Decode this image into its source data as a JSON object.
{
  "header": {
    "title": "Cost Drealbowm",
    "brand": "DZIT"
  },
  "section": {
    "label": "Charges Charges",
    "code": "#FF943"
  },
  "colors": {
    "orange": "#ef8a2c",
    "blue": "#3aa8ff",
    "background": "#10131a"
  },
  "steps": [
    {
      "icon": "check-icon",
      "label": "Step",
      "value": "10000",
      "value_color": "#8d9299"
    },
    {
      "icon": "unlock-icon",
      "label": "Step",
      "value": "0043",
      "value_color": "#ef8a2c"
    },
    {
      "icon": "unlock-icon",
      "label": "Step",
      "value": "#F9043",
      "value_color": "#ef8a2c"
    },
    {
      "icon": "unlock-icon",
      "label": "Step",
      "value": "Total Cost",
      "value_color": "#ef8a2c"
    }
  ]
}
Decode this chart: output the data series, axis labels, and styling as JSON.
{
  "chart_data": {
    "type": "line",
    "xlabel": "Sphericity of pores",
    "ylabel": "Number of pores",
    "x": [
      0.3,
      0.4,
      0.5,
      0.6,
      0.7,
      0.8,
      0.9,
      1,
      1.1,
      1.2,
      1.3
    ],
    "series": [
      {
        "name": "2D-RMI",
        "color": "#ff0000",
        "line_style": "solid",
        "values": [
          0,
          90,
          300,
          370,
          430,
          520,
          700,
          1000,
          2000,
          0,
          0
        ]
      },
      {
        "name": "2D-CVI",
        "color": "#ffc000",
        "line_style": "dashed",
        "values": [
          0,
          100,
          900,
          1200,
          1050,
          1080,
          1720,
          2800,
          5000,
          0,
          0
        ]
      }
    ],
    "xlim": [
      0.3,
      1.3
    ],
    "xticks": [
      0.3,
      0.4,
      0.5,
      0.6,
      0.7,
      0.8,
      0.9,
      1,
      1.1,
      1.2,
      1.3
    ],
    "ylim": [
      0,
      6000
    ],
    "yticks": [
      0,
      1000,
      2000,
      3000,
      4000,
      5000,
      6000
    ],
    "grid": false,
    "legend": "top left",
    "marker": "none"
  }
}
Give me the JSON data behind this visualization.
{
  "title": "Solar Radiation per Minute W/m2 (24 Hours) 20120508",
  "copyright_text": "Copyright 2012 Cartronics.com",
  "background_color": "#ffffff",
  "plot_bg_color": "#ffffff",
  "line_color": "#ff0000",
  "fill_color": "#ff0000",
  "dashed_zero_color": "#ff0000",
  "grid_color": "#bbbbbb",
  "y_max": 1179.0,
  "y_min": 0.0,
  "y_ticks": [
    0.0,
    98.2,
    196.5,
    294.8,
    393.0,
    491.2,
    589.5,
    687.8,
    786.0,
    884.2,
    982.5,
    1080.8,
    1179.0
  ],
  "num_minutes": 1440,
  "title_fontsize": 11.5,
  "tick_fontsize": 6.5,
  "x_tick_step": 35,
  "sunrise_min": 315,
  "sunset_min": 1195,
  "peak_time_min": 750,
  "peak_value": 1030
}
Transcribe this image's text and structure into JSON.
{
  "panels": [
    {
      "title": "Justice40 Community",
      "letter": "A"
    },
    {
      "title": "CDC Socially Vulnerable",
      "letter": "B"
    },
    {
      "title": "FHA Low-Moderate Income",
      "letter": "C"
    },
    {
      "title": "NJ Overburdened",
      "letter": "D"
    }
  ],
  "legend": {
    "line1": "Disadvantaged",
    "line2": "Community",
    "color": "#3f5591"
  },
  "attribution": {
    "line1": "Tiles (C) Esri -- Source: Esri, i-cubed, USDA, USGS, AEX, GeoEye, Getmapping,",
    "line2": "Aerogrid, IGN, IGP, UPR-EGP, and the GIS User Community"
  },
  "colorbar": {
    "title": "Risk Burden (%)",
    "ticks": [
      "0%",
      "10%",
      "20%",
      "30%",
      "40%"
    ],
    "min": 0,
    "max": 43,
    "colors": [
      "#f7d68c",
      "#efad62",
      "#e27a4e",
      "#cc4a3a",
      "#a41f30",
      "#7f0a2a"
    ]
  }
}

+---+

◆ Problem statement ◆
List every line above containing the word "this".

◆ Written response ◆
Decode this image into its source data as a JSON object.
Decode this chart: output the data series, axis labels, and styling as JSON.
Give me the JSON data behind this visualization.
Transcribe this image's text and structure into JSON.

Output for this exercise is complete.